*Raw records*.

══════

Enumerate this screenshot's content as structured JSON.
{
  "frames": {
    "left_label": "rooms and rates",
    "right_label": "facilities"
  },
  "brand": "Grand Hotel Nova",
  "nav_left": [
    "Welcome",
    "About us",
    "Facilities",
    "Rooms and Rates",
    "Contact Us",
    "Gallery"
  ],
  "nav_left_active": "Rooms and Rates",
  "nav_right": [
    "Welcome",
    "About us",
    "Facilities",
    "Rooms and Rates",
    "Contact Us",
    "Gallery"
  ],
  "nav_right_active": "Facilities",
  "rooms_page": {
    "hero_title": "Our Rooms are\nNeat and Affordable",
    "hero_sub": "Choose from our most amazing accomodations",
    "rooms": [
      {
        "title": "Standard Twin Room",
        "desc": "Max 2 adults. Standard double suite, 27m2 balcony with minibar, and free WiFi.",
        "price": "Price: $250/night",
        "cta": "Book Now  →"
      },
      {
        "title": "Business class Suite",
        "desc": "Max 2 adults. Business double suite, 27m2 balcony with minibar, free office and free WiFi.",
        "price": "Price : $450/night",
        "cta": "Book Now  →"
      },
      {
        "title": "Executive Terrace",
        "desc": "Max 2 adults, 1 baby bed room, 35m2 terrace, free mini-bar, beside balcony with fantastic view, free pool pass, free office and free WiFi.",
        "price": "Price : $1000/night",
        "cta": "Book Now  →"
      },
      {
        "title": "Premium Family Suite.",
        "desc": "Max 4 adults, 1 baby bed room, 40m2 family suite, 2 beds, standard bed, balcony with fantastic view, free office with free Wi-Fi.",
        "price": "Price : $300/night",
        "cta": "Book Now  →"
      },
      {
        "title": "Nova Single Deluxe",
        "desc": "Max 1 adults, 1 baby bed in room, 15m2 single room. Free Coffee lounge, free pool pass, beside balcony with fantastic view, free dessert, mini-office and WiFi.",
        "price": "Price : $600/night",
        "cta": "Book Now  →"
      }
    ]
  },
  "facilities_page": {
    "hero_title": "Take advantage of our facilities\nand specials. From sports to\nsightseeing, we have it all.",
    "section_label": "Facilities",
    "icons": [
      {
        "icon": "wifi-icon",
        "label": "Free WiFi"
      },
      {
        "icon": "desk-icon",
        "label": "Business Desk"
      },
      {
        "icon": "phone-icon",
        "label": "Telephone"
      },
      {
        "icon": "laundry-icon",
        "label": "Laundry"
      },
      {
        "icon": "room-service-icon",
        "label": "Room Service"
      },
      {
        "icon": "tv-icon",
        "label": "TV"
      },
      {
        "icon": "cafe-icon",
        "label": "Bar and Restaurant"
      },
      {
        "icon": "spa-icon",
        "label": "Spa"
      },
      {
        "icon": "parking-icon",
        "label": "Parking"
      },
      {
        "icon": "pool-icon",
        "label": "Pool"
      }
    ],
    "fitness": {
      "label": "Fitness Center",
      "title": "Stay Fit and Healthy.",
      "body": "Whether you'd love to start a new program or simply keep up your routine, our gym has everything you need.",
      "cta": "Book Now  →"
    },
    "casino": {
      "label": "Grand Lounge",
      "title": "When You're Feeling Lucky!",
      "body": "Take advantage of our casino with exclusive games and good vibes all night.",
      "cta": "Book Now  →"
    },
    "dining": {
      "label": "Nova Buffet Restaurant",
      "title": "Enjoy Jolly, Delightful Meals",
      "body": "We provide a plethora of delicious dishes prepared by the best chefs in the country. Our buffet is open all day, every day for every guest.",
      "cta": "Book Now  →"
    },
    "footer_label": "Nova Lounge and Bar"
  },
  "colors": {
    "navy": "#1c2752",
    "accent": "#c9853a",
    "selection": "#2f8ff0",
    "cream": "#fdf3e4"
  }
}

══════

*Brief*. Extract all of the data above without altering anything.

*Task result*.
Enumerate this screenshot's content as structured JSON.
{
  "frames": {
    "left_label": "rooms and rates",
    "right_label": "facilities"
  },
  "brand": "Grand Hotel Nova",
  "nav_left": [
    "Welcome",
    "About us",
    "Facilities",
    "Rooms and Rates",
    "Contact Us",
    "Gallery"
  ],
  "nav_left_active": "Rooms and Rates",
  "nav_right": [
    "Welcome",
    "About us",
    "Facilities",
    "Rooms and Rates",
    "Contact Us",
    "Gallery"
  ],
  "nav_right_active": "Facilities",
  "rooms_page": {
    "hero_title": "Our Rooms are\nNeat and Affordable",
    "hero_sub": "Choose from our most amazing accomodations",
    "rooms": [
      {
        "title": "Standard Twin Room",
        "desc": "Max 2 adults. Standard double suite, 27m2 balcony with minibar, and free WiFi.",
        "price": "Price: $250/night",
        "cta": "Book Now  →"
      },
      {
        "title": "Business class Suite",
        "desc": "Max 2 adults. Business double suite, 27m2 balcony with minibar, free office and free WiFi.",
        "price": "Price : $450/night",
        "cta": "Book Now  →"
      },
      {
        "title": "Executive Terrace",
        "desc": "Max 2 adults, 1 baby bed room, 35m2 terrace, free mini-bar, beside balcony with fantastic view, free pool pass, free office and free WiFi.",
        "price": "Price : $1000/night",
        "cta": "Book Now  →"
      },
      {
        "title": "Premium Family Suite.",
        "desc": "Max 4 adults, 1 baby bed room, 40m2 family suite, 2 beds, standard bed, balcony with fantastic view, free office with free Wi-Fi.",
        "price": "Price : $300/night",
        "cta": "Book Now  →"
      },
      {
        "title": "Nova Single Deluxe",
        "desc": "Max 1 adults, 1 baby bed in room, 15m2 single room. Free Coffee lounge, free pool pass, beside balcony with fantastic view, free dessert, mini-office and WiFi.",
        "price": "Price : $600/night",
        "cta": "Book Now  →"
      }
    ]
  },
  "facilities_page": {
    "hero_title": "Take advantage of our facilities\nand specials. From sports to\nsightseeing, we have it all.",
    "section_label": "Facilities",
    "icons": [
      {
        "icon": "wifi-icon",
        "label": "Free WiFi"
      },
      {
        "icon": "desk-icon",
        "label": "Business Desk"
      },
      {
        "icon": "phone-icon",
        "label": "Telephone"
      },
      {
        "icon": "laundry-icon",
        "label": "Laundry"
      },
      {
        "icon": "room-service-icon",
        "label": "Room Service"
      },
      {
        "icon": "tv-icon",
        "label": "TV"
      },
      {
        "icon": "cafe-icon",
        "label": "Bar and Restaurant"
      },
      {
        "icon": "spa-icon",
        "label": "Spa"
      },
      {
        "icon": "parking-icon",
        "label": "Parking"
      },
      {
        "icon": "pool-icon",
        "label": "Pool"
      }
    ],
    "fitness": {
      "label": "Fitness Center",
      "title": "Stay Fit and Healthy.",
      "body": "Whether you'd love to start a new program or simply keep up your routine, our gym has everything you need.",
      "cta": "Book Now  →"
    },
    "casino": {
      "label": "Grand Lounge",
      "title": "When You're Feeling Lucky!",
      "body": "Take advantage of our casino with exclusive games and good vibes all night.",
      "cta": "Book Now  →"
    },
    "dining": {
      "label": "Nova Buffet Restaurant",
      "title": "Enjoy Jolly, Delightful Meals",
      "body": "We provide a plethora of delicious dishes prepared by the best chefs in the country. Our buffet is open all day, every day for every guest.",
      "cta": "Book Now  →"
    },
    "footer_label": "Nova Lounge and Bar"
  },
  "colors": {
    "navy": "#1c2752",
    "accent": "#c9853a",
    "selection": "#2f8ff0",
    "cream": "#fdf3e4"
  }
}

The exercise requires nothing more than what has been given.